── Input records

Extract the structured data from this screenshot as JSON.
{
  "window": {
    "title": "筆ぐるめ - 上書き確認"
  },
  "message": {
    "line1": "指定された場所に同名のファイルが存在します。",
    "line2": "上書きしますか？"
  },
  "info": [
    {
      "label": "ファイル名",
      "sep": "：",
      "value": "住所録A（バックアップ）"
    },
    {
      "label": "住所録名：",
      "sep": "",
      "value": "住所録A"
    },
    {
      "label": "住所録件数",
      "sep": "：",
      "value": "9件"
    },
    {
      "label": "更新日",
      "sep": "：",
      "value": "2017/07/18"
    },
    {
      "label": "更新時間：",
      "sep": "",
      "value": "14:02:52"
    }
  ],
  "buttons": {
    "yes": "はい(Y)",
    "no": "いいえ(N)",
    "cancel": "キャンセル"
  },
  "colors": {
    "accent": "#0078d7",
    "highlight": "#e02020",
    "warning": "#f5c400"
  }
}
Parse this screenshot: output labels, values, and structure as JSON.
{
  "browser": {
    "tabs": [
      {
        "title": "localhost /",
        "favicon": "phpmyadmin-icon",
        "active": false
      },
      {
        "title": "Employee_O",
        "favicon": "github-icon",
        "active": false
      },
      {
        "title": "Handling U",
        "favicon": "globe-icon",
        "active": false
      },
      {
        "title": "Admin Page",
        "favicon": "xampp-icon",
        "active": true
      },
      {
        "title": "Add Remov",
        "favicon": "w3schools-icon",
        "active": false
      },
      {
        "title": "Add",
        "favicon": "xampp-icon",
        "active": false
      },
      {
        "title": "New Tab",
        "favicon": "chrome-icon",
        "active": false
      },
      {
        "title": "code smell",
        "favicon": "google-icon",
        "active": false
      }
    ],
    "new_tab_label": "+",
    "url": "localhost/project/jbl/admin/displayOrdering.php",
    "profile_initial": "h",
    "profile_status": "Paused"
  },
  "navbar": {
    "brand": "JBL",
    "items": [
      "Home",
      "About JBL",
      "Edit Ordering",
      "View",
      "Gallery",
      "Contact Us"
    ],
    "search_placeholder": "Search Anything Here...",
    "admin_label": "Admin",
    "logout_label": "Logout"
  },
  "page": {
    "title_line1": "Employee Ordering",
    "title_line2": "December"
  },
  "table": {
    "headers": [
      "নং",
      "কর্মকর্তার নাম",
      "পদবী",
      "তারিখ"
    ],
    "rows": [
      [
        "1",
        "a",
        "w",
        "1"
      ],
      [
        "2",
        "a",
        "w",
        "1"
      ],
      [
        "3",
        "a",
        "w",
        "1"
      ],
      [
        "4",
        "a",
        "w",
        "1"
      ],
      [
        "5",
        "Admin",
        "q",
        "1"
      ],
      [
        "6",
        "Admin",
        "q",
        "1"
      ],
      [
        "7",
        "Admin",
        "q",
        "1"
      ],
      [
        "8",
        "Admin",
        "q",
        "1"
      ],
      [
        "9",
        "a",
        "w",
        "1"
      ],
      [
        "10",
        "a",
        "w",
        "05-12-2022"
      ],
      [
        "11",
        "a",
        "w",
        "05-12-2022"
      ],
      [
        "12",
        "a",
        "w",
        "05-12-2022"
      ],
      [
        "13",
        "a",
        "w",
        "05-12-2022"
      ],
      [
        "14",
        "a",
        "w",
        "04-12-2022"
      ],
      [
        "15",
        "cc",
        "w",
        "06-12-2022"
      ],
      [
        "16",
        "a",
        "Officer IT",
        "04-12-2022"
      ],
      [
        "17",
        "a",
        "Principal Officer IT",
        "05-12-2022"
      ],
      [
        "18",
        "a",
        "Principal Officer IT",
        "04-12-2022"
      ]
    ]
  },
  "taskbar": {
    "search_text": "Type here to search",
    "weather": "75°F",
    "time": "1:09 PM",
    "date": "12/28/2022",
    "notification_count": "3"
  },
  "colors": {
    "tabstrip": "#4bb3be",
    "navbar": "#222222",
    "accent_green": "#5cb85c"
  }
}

────

▶ _Task statement_: The entries above must be returned exactly.

▶ _Answer for this exercise_:
Extract the structured data from this screenshot as JSON.
{
  "window": {
    "title": "筆ぐるめ - 上書き確認"
  },
  "message": {
    "line1": "指定された場所に同名のファイルが存在します。",
    "line2": "上書きしますか？"
  },
  "info": [
    {
      "label": "ファイル名",
      "sep": "：",
      "value": "住所録A（バックアップ）"
    },
    {
      "label": "住所録名：",
      "sep": "",
      "value": "住所録A"
    },
    {
      "label": "住所録件数",
      "sep": "：",
      "value": "9件"
    },
    {
      "label": "更新日",
      "sep": "：",
      "value": "2017/07/18"
    },
    {
      "label": "更新時間：",
      "sep": "",
      "value": "14:02:52"
    }
  ],
  "buttons": {
    "yes": "はい(Y)",
    "no": "いいえ(N)",
    "cancel": "キャンセル"
  },
  "colors": {
    "accent": "#0078d7",
    "highlight": "#e02020",
    "warning": "#f5c400"
  }
}
Parse this screenshot: output labels, values, and structure as JSON.
{
  "browser": {
    "tabs": [
      {
        "title": "localhost /",
        "favicon": "phpmyadmin-icon",
        "active": false
      },
      {
        "title": "Employee_O",
        "favicon": "github-icon",
        "active": false
      },
      {
        "title": "Handling U",
        "favicon": "globe-icon",
        "active": false
      },
      {
        "title": "Admin Page",
        "favicon": "xampp-icon",
        "active": true
      },
      {
        "title": "Add Remov",
        "favicon": "w3schools-icon",
        "active": false
      },
      {
        "title": "Add",
        "favicon": "xampp-icon",
        "active": false
      },
      {
        "title": "New Tab",
        "favicon": "chrome-icon",
        "active": false
      },
      {
        "title": "code smell",
        "favicon": "google-icon",
        "active": false
      }
    ],
    "new_tab_label": "+",
    "url": "localhost/project/jbl/admin/displayOrdering.php",
    "profile_initial": "h",
    "profile_status": "Paused"
  },
  "navbar": {
    "brand": "JBL",
    "items": [
      "Home",
      "About JBL",
      "Edit Ordering",
      "View",
      "Gallery",
      "Contact Us"
    ],
    "search_placeholder": "Search Anything Here...",
    "admin_label": "Admin",
    "logout_label": "Logout"
  },
  "page": {
    "title_line1": "Employee Ordering",
    "title_line2": "December"
  },
  "table": {
    "headers": [
      "নং",
      "কর্মকর্তার নাম",
      "পদবী",
      "তারিখ"
    ],
    "rows": [
      [
        "1",
        "a",
        "w",
        "1"
      ],
      [
        "2",
        "a",
        "w",
        "1"
      ],
      [
        "3",
        "a",
        "w",
        "1"
      ],
      [
        "4",
        "a",
        "w",
        "1"
      ],
      [
        "5",
        "Admin",
        "q",
        "1"
      ],
      [
        "6",
        "Admin",
        "q",
        "1"
      ],
      [
        "7",
        "Admin",
        "q",
        "1"
      ],
      [
        "8",
        "Admin",
        "q",
        "1"
      ],
      [
        "9",
        "a",
        "w",
        "1"
      ],
      [
        "10",
        "a",
        "w",
        "05-12-2022"
      ],
      [
        "11",
        "a",
        "w",
        "05-12-2022"
      ],
      [
        "12",
        "a",
        "w",
        "05-12-2022"
      ],
      [
        "13",
        "a",
        "w",
        "05-12-2022"
      ],
      [
        "14",
        "a",
        "w",
        "04-12-2022"
      ],
      [
        "15",
        "cc",
        "w",
        "06-12-2022"
      ],
      [
        "16",
        "a",
        "Officer IT",
        "04-12-2022"
      ],
      [
        "17",
        "a",
        "Principal Officer IT",
        "05-12-2022"
      ],
      [
        "18",
        "a",
        "Principal Officer IT",
        "04-12-2022"
      ]
    ]
  },
  "taskbar": {
    "search_text": "Type here to search",
    "weather": "75°F",
    "time": "1:09 PM",
    "date": "12/28/2022",
    "notification_count": "3"
  },
  "colors": {
    "tabstrip": "#4bb3be",
    "navbar": "#222222",
    "accent_green": "#5cb85c"
  }
}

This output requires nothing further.